>> begin SUPPLIED MATERIAL

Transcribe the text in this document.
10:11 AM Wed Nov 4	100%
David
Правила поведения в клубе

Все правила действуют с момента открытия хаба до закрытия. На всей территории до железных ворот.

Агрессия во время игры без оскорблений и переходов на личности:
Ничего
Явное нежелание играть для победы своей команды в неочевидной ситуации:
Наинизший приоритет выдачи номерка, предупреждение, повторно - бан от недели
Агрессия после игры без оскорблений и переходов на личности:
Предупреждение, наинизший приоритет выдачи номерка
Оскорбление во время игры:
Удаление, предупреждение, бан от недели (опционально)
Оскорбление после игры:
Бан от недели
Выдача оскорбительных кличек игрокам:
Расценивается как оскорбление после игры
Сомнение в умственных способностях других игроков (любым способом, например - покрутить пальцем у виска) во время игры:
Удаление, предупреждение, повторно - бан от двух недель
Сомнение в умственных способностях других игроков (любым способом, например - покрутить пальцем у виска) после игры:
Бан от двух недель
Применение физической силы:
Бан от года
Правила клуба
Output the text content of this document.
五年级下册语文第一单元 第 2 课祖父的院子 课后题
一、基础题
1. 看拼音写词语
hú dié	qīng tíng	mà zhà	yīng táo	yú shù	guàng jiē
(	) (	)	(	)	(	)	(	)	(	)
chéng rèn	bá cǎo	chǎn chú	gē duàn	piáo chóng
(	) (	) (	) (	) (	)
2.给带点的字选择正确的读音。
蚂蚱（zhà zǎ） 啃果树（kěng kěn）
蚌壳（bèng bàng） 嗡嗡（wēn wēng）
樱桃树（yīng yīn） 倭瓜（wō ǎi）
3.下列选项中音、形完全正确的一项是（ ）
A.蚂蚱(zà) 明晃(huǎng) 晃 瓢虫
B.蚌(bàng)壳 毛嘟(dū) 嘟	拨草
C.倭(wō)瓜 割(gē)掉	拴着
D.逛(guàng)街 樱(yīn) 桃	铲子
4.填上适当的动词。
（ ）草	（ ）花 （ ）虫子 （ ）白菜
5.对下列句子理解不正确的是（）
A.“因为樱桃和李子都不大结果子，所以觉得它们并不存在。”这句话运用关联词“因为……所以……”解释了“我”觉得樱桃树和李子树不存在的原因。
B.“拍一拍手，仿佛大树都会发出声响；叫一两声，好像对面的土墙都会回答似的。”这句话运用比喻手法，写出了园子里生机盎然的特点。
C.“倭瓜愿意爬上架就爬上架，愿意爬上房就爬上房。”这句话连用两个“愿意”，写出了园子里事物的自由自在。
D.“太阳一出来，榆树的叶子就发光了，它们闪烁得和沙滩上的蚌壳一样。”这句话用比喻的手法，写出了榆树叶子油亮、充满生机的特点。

>> end SUPPLIED MATERIAL

Your task is to repeat each line of the material exactly.

RESPONSE TO THIS TASK ::
Transcribe the text in this document.
10:11 AM Wed Nov 4	100%
David
Правила поведения в клубе

Все правила действуют с момента открытия хаба до закрытия. На всей территории до железных ворот.

Агрессия во время игры без оскорблений и переходов на личности:
Ничего
Явное нежелание играть для победы своей команды в неочевидной ситуации:
Наинизший приоритет выдачи номерка, предупреждение, повторно - бан от недели
Агрессия после игры без оскорблений и переходов на личности:
Предупреждение, наинизший приоритет выдачи номерка
Оскорбление во время игры:
Удаление, предупреждение, бан от недели (опционально)
Оскорбление после игры:
Бан от недели
Выдача оскорбительных кличек игрокам:
Расценивается как оскорбление после игры
Сомнение в умственных способностях других игроков (любым способом, например - покрутить пальцем у виска) во время игры:
Удаление, предупреждение, повторно - бан от двух недель
Сомнение в умственных способностях других игроков (любым способом, например - покрутить пальцем у виска) после игры:
Бан от двух недель
Применение физической силы:
Бан от года
Правила клуба
Output the text content of this document.
五年级下册语文第一单元 第 2 课祖父的院子 课后题
一、基础题
1. 看拼音写词语
hú dié	qīng tíng	mà zhà	yīng táo	yú shù	guàng jiē
(	) (	)	(	)	(	)	(	)	(	)
chéng rèn	bá cǎo	chǎn chú	gē duàn	piáo chóng
(	) (	) (	) (	) (	)
2.给带点的字选择正确的读音。
蚂蚱（zhà zǎ） 啃果树（kěng kěn）
蚌壳（bèng bàng） 嗡嗡（wēn wēng）
樱桃树（yīng yīn） 倭瓜（wō ǎi）
3.下列选项中音、形完全正确的一项是（ ）
A.蚂蚱(zà) 明晃(huǎng) 晃 瓢虫
B.蚌(bàng)壳 毛嘟(dū) 嘟	拨草
C.倭(wō)瓜 割(gē)掉	拴着
D.逛(guàng)街 樱(yīn) 桃	铲子
4.填上适当的动词。
（ ）草	（ ）花 （ ）虫子 （ ）白菜
5.对下列句子理解不正确的是（）
A.“因为樱桃和李子都不大结果子，所以觉得它们并不存在。”这句话运用关联词“因为……所以……”解释了“我”觉得樱桃树和李子树不存在的原因。
B.“拍一拍手，仿佛大树都会发出声响；叫一两声，好像对面的土墙都会回答似的。”这句话运用比喻手法，写出了园子里生机盎然的特点。
C.“倭瓜愿意爬上架就爬上架，愿意爬上房就爬上房。”这句话连用两个“愿意”，写出了园子里事物的自由自在。
D.“太阳一出来，榆树的叶子就发光了，它们闪烁得和沙滩上的蚌壳一样。”这句话用比喻的手法，写出了榆树叶子油亮、充满生机的特点。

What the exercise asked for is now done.